**Directions:**
Would you repeat all the lines below, exactly as they stand?

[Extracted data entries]

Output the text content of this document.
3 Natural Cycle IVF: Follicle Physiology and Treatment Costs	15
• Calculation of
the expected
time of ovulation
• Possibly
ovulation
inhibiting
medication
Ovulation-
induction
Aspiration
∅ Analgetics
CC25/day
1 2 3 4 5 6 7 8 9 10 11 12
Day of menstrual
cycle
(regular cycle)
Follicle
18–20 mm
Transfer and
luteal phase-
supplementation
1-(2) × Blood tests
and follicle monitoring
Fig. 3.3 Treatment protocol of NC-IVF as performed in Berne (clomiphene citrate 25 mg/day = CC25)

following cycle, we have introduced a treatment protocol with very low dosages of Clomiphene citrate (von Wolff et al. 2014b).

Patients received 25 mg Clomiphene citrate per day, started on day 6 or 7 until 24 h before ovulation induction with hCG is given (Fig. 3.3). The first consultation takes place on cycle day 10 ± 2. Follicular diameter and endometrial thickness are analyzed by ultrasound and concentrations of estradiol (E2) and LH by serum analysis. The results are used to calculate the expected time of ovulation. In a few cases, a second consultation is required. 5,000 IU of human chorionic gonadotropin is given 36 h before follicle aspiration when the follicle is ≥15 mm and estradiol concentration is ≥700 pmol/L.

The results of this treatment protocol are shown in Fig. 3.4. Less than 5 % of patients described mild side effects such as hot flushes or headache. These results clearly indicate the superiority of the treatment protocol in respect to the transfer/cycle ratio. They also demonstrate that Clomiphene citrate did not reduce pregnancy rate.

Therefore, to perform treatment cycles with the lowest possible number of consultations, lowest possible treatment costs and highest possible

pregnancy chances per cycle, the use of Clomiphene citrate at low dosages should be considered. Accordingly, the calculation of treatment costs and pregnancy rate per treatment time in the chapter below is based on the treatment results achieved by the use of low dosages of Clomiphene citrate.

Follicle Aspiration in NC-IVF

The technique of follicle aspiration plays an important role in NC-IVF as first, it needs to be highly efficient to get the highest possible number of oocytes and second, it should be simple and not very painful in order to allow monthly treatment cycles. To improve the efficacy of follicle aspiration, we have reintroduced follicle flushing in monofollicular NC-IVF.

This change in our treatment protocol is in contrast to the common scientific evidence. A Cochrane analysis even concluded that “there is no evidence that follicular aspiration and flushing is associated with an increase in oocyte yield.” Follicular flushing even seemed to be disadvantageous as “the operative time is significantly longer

**Reply:**
Output the text content of this document.
3 Natural Cycle IVF: Follicle Physiology and Treatment Costs	15
• Calculation of
the expected
time of ovulation
• Possibly
ovulation
inhibiting
medication
Ovulation-
induction
Aspiration
∅ Analgetics
CC25/day
1 2 3 4 5 6 7 8 9 10 11 12
Day of menstrual
cycle
(regular cycle)
Follicle
18–20 mm
Transfer and
luteal phase-
supplementation
1-(2) × Blood tests
and follicle monitoring
Fig. 3.3 Treatment protocol of NC-IVF as performed in Berne (clomiphene citrate 25 mg/day = CC25)

following cycle, we have introduced a treatment protocol with very low dosages of Clomiphene citrate (von Wolff et al. 2014b).

Patients received 25 mg Clomiphene citrate per day, started on day 6 or 7 until 24 h before ovulation induction with hCG is given (Fig. 3.3). The first consultation takes place on cycle day 10 ± 2. Follicular diameter and endometrial thickness are analyzed by ultrasound and concentrations of estradiol (E2) and LH by serum analysis. The results are used to calculate the expected time of ovulation. In a few cases, a second consultation is required. 5,000 IU of human chorionic gonadotropin is given 36 h before follicle aspiration when the follicle is ≥15 mm and estradiol concentration is ≥700 pmol/L.

The results of this treatment protocol are shown in Fig. 3.4. Less than 5 % of patients described mild side effects such as hot flushes or headache. These results clearly indicate the superiority of the treatment protocol in respect to the transfer/cycle ratio. They also demonstrate that Clomiphene citrate did not reduce pregnancy rate.

Therefore, to perform treatment cycles with the lowest possible number of consultations, lowest possible treatment costs and highest possible

pregnancy chances per cycle, the use of Clomiphene citrate at low dosages should be considered. Accordingly, the calculation of treatment costs and pregnancy rate per treatment time in the chapter below is based on the treatment results achieved by the use of low dosages of Clomiphene citrate.

Follicle Aspiration in NC-IVF

The technique of follicle aspiration plays an important role in NC-IVF as first, it needs to be highly efficient to get the highest possible number of oocytes and second, it should be simple and not very painful in order to allow monthly treatment cycles. To improve the efficacy of follicle aspiration, we have reintroduced follicle flushing in monofollicular NC-IVF.

This change in our treatment protocol is in contrast to the common scientific evidence. A Cochrane analysis even concluded that “there is no evidence that follicular aspiration and flushing is associated with an increase in oocyte yield.” Follicular flushing even seemed to be disadvantageous as “the operative time is significantly longer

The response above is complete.